What needs to be done.
Scan the records and identify every line in which the string "Pracownicy" occurs, then return those lines.

Input.
□ □ □ □

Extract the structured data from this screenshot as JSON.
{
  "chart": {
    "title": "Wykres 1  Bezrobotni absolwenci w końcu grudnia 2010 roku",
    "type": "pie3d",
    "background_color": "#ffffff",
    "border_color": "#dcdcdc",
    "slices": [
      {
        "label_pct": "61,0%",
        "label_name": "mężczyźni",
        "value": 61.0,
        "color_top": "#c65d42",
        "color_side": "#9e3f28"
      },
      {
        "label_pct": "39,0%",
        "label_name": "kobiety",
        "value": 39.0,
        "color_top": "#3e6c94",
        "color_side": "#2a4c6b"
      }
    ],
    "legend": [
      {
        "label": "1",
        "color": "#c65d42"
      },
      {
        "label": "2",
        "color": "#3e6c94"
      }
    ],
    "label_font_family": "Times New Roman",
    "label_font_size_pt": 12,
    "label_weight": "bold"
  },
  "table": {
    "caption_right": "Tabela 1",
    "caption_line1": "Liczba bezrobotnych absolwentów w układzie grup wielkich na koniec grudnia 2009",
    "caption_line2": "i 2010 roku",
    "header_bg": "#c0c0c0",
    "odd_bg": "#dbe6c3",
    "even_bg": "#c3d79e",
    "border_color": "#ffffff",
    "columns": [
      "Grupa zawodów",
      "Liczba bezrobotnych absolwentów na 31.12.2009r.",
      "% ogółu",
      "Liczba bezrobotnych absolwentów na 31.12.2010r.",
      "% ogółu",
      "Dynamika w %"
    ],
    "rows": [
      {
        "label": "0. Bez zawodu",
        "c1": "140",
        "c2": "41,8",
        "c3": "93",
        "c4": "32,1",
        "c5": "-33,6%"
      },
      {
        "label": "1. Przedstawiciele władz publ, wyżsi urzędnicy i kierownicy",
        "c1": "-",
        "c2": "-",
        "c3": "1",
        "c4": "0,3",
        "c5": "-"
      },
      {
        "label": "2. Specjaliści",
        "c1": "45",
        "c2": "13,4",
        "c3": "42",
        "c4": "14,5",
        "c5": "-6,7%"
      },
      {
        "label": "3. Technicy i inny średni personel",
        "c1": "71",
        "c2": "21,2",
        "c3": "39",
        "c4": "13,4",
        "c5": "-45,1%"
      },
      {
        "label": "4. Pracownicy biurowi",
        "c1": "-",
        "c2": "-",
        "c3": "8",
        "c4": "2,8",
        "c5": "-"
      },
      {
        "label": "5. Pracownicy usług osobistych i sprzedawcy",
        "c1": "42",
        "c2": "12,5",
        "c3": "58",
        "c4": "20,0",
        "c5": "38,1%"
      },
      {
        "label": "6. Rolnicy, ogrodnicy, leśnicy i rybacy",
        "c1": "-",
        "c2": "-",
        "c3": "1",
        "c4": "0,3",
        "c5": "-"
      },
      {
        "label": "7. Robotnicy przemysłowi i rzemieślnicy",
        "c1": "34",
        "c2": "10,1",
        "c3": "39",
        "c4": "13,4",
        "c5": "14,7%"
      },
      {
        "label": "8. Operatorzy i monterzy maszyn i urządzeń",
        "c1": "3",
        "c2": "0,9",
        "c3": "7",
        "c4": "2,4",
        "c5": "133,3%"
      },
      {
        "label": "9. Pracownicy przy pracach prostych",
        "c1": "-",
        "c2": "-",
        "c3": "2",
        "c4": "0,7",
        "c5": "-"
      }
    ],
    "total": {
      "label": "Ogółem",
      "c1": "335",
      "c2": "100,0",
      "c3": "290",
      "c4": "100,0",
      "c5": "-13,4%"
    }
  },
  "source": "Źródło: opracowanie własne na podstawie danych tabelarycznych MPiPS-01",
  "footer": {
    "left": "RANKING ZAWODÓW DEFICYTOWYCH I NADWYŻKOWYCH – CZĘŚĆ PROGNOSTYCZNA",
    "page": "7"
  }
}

□ □ □ □

The reply.
        "label": "4. Pracownicy biurowi",
        "label": "5. Pracownicy usług osobistych i sprzedawcy",
        "label": "9. Pracownicy przy pracach prostych",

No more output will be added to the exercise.